All the data should be repeated exactly. Any image in it is left out.

BEGIN EXTRACTED MATERIAL

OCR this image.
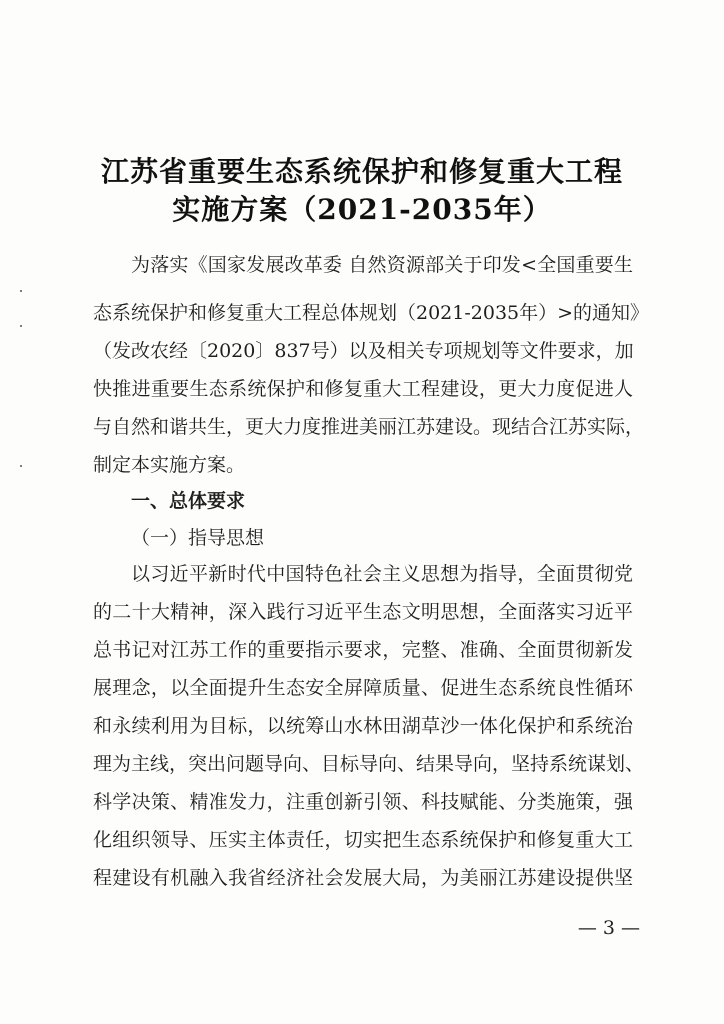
江苏省重要生态系统保护和修复重大工程
实施方案（2021-2035年）
为落实《国家发展改革委 自然资源部关于印发<全国重要生
态系统保护和修复重大工程总体规划（2021-2035年）>的通知》
（发改农经〔2020〕837号）以及相关专项规划等文件要求，加
快推进重要生态系统保护和修复重大工程建设，更大力度促进人
与自然和谐共生，更大力度推进美丽江苏建设。现结合江苏实际，
制定本实施方案。
一、总体要求
（一）指导思想
以习近平新时代中国特色社会主义思想为指导，全面贯彻党
的二十大精神，深入践行习近平生态文明思想，全面落实习近平
总书记对江苏工作的重要指示要求，完整、准确、全面贯彻新发
展理念，以全面提升生态安全屏障质量、促进生态系统良性循环
和永续利用为目标，以统筹山水林田湖草沙一体化保护和系统治
理为主线，突出问题导向、目标导向、结果导向，坚持系统谋划、
科学决策、精准发力，注重创新引领、科技赋能、分类施策，强
化组织领导、压实主体责任，切实把生态系统保护和修复重大工
程建设有机融入我省经济社会发展大局，为美丽江苏建设提供坚
— 3 —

END EXTRACTED MATERIAL

» THE SOLUTION:
OCR this image.
江苏省重要生态系统保护和修复重大工程
实施方案（2021-2035年）
为落实《国家发展改革委 自然资源部关于印发<全国重要生
态系统保护和修复重大工程总体规划（2021-2035年）>的通知》
（发改农经〔2020〕837号）以及相关专项规划等文件要求，加
快推进重要生态系统保护和修复重大工程建设，更大力度促进人
与自然和谐共生，更大力度推进美丽江苏建设。现结合江苏实际，
制定本实施方案。
一、总体要求
（一）指导思想
以习近平新时代中国特色社会主义思想为指导，全面贯彻党
的二十大精神，深入践行习近平生态文明思想，全面落实习近平
总书记对江苏工作的重要指示要求，完整、准确、全面贯彻新发
展理念，以全面提升生态安全屏障质量、促进生态系统良性循环
和永续利用为目标，以统筹山水林田湖草沙一体化保护和系统治
理为主线，突出问题导向、目标导向、结果导向，坚持系统谋划、
科学决策、精准发力，注重创新引领、科技赋能、分类施策，强
化组织领导、压实主体责任，切实把生态系统保护和修复重大工
程建设有机融入我省经济社会发展大局，为美丽江苏建设提供坚
— 3 —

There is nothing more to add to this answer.